Task to complete:
Without the pictures, set down every line of the data exactly.

-=-=-=-=-

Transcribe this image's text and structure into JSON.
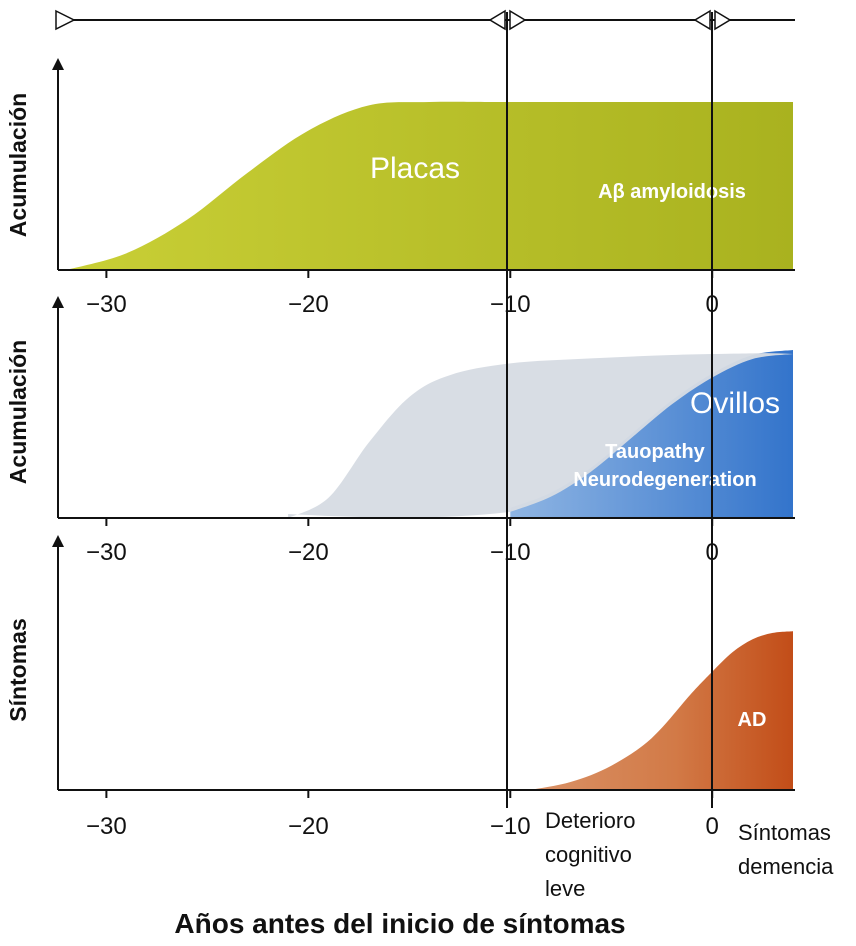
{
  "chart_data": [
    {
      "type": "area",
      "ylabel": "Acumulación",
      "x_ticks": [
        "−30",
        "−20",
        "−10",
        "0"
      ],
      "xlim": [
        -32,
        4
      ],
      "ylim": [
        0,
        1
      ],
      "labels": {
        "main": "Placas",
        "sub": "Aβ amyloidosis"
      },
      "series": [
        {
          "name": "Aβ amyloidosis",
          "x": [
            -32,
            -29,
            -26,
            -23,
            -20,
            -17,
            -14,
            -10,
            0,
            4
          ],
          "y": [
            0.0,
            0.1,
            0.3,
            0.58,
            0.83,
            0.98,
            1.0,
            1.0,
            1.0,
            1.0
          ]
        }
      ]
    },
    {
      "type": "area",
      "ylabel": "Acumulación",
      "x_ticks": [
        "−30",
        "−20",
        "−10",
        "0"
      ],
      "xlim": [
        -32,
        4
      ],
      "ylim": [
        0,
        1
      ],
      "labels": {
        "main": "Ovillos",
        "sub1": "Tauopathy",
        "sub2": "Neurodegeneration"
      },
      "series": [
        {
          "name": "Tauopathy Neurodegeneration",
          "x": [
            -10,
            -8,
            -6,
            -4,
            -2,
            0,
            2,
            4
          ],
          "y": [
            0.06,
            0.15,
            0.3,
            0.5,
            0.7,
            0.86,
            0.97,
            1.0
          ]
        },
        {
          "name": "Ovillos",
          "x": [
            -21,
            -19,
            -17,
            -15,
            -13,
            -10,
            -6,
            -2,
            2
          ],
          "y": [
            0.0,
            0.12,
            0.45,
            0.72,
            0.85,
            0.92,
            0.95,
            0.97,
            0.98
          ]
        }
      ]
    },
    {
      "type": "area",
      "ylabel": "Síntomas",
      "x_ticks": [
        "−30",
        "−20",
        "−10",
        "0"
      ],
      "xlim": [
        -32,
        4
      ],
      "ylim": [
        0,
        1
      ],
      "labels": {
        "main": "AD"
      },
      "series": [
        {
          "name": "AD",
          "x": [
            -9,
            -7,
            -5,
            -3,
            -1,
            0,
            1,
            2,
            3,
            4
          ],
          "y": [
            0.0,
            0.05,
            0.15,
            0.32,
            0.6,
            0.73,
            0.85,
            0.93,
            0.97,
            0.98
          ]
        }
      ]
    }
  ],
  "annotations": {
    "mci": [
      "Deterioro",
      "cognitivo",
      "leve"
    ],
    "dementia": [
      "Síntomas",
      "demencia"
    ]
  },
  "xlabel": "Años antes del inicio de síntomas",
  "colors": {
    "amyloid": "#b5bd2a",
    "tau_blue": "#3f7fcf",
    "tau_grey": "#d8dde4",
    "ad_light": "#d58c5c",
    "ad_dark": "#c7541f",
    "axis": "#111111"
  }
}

-=-=-=-=-

Solution to this exercise:
Transcribe this image's text and structure into JSON.
{
  "chart_data": [
    {
      "type": "area",
      "ylabel": "Acumulación",
      "x_ticks": [
        "−30",
        "−20",
        "−10",
        "0"
      ],
      "xlim": [
        -32,
        4
      ],
      "ylim": [
        0,
        1
      ],
      "labels": {
        "main": "Placas",
        "sub": "Aβ amyloidosis"
      },
      "series": [
        {
          "name": "Aβ amyloidosis",
          "x": [
            -32,
            -29,
            -26,
            -23,
            -20,
            -17,
            -14,
            -10,
            0,
            4
          ],
          "y": [
            0.0,
            0.1,
            0.3,
            0.58,
            0.83,
            0.98,
            1.0,
            1.0,
            1.0,
            1.0
          ]
        }
      ]
    },
    {
      "type": "area",
      "ylabel": "Acumulación",
      "x_ticks": [
        "−30",
        "−20",
        "−10",
        "0"
      ],
      "xlim": [
        -32,
        4
      ],
      "ylim": [
        0,
        1
      ],
      "labels": {
        "main": "Ovillos",
        "sub1": "Tauopathy",
        "sub2": "Neurodegeneration"
      },
      "series": [
        {
          "name": "Tauopathy Neurodegeneration",
          "x": [
            -10,
            -8,
            -6,
            -4,
            -2,
            0,
            2,
            4
          ],
          "y": [
            0.06,
            0.15,
            0.3,
            0.5,
            0.7,
            0.86,
            0.97,
            1.0
          ]
        },
        {
          "name": "Ovillos",
          "x": [
            -21,
            -19,
            -17,
            -15,
            -13,
            -10,
            -6,
            -2,
            2
          ],
          "y": [
            0.0,
            0.12,
            0.45,
            0.72,
            0.85,
            0.92,
            0.95,
            0.97,
            0.98
          ]
        }
      ]
    },
    {
      "type": "area",
      "ylabel": "Síntomas",
      "x_ticks": [
        "−30",
        "−20",
        "−10",
        "0"
      ],
      "xlim": [
        -32,
        4
      ],
      "ylim": [
        0,
        1
      ],
      "labels": {
        "main": "AD"
      },
      "series": [
        {
          "name": "AD",
          "x": [
            -9,
            -7,
            -5,
            -3,
            -1,
            0,
            1,
            2,
            3,
            4
          ],
          "y": [
            0.0,
            0.05,
            0.15,
            0.32,
            0.6,
            0.73,
            0.85,
            0.93,
            0.97,
            0.98
          ]
        }
      ]
    }
  ],
  "annotations": {
    "mci": [
      "Deterioro",
      "cognitivo",
      "leve"
    ],
    "dementia": [
      "Síntomas",
      "demencia"
    ]
  },
  "xlabel": "Años antes del inicio de síntomas",
  "colors": {
    "amyloid": "#b5bd2a",
    "tau_blue": "#3f7fcf",
    "tau_grey": "#d8dde4",
    "ad_light": "#d58c5c",
    "ad_dark": "#c7541f",
    "axis": "#111111"
  }
}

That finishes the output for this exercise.